Scan the records below. List lines holding "Evaluation".

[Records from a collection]
## Begin

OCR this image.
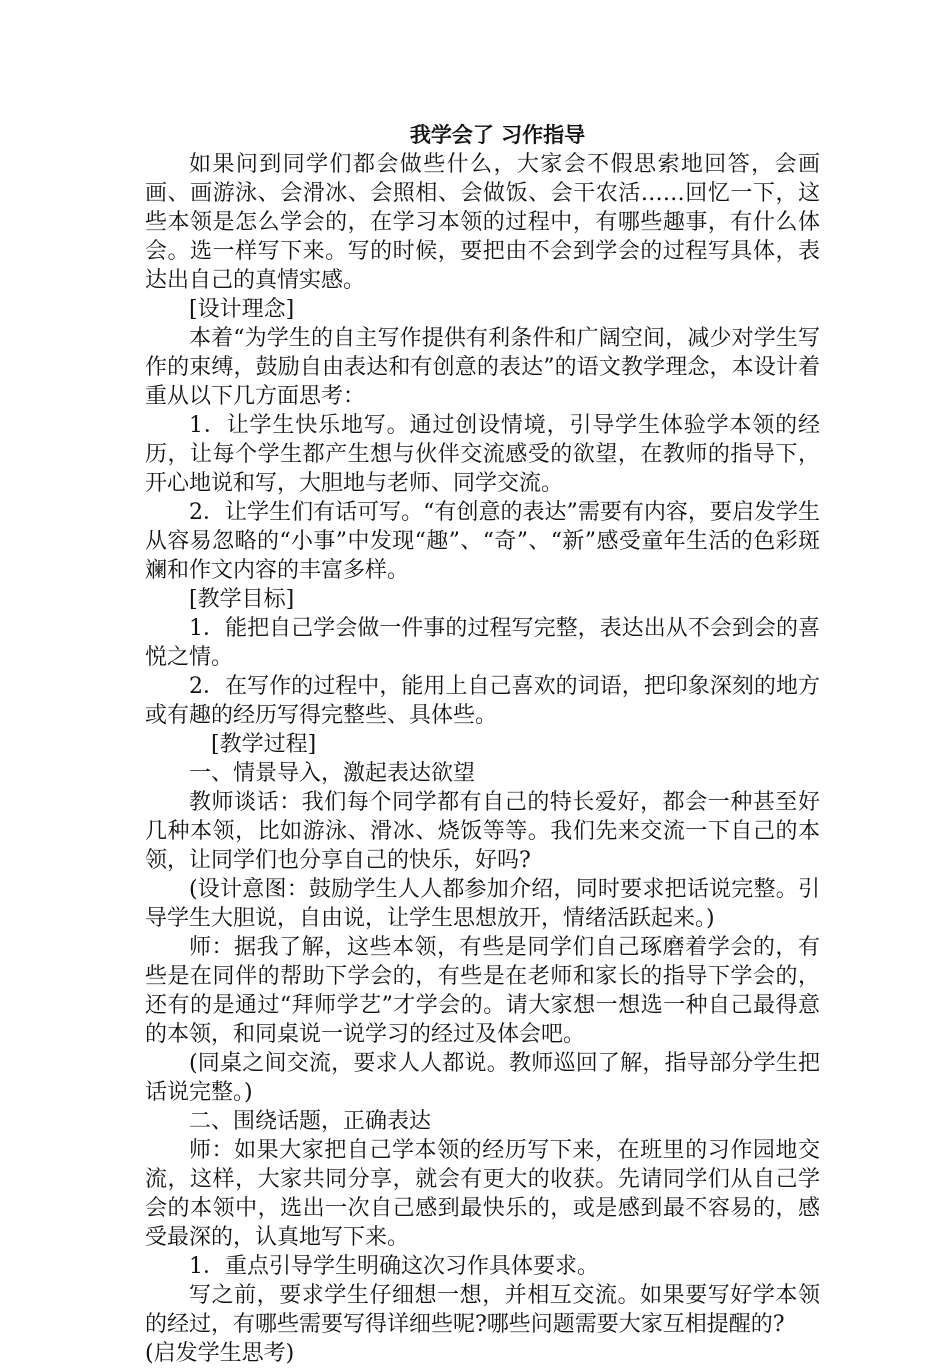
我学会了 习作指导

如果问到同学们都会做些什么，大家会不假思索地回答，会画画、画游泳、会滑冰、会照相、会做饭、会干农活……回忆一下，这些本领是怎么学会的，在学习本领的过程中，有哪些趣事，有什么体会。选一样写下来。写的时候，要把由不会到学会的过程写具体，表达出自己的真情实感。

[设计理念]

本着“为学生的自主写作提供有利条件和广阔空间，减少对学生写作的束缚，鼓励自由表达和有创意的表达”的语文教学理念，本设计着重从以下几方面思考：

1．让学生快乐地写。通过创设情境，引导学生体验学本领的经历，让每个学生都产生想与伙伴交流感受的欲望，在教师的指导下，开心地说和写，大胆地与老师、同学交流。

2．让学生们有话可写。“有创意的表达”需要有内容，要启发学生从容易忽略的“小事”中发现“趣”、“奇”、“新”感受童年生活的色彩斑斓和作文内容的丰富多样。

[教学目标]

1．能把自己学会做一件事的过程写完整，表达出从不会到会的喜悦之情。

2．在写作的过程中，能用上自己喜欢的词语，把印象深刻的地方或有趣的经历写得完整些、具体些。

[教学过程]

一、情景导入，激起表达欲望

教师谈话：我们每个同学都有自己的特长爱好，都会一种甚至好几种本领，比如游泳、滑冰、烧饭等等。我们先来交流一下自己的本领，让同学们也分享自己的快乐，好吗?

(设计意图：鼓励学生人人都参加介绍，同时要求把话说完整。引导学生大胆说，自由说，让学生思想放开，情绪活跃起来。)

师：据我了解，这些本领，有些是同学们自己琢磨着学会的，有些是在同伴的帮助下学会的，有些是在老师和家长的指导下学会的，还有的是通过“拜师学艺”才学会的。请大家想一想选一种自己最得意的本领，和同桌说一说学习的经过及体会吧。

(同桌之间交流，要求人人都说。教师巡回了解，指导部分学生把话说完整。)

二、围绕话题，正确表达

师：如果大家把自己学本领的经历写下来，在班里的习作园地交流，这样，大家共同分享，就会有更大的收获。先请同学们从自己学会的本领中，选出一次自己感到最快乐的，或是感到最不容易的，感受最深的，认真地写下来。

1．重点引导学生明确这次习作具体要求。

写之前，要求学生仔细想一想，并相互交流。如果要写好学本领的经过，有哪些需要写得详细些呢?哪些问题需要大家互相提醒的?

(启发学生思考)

## End
## Begin

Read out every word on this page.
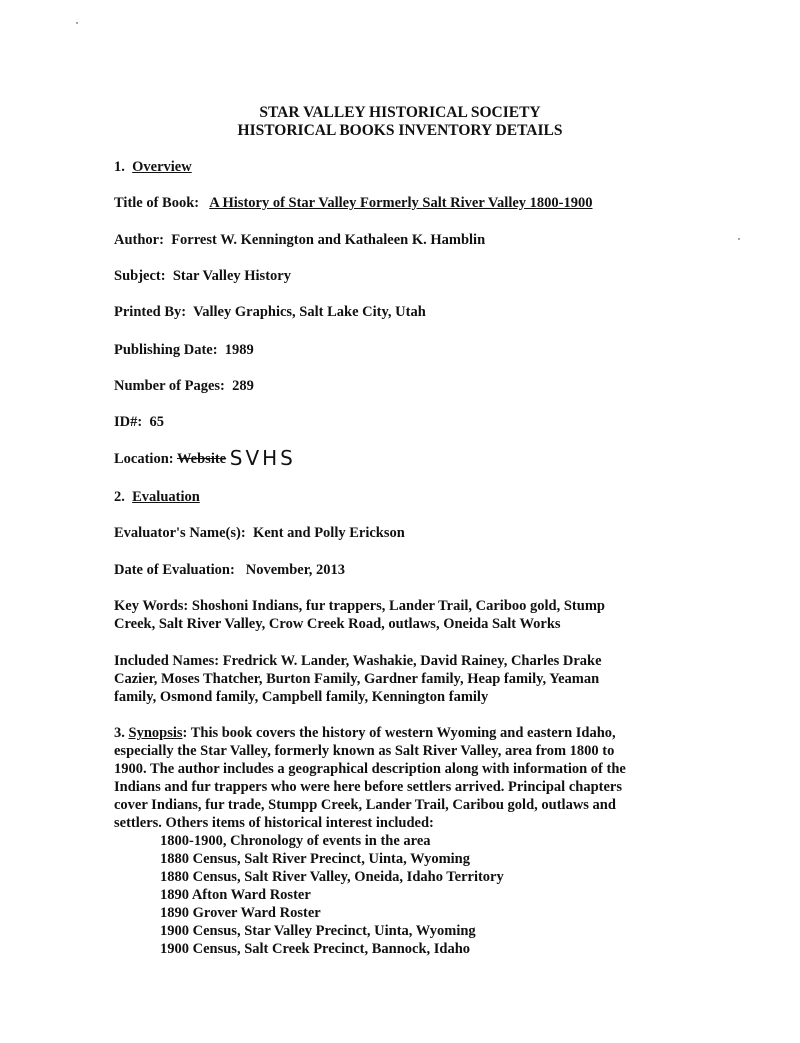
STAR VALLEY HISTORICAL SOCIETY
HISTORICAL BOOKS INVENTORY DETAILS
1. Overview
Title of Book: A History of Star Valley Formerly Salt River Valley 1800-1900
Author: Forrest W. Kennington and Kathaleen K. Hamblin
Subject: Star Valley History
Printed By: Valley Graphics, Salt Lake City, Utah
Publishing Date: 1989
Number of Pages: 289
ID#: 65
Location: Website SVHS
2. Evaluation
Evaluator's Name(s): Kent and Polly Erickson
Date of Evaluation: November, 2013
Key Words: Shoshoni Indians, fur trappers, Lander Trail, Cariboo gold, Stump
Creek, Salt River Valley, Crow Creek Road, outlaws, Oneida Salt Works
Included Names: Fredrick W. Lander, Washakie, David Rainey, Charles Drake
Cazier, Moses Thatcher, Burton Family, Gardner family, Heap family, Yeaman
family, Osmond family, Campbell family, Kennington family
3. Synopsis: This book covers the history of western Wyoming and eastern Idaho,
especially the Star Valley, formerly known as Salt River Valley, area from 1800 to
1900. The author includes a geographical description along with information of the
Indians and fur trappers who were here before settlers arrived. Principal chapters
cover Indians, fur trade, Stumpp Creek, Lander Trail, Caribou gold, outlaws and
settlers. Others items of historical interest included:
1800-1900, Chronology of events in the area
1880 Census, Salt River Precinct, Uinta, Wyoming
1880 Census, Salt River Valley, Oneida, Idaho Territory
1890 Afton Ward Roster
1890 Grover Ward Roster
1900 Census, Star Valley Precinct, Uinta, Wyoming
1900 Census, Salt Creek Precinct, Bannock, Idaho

## End

◆ **SOLVED EXERCISE**:
2. Evaluation
Date of Evaluation: November, 2013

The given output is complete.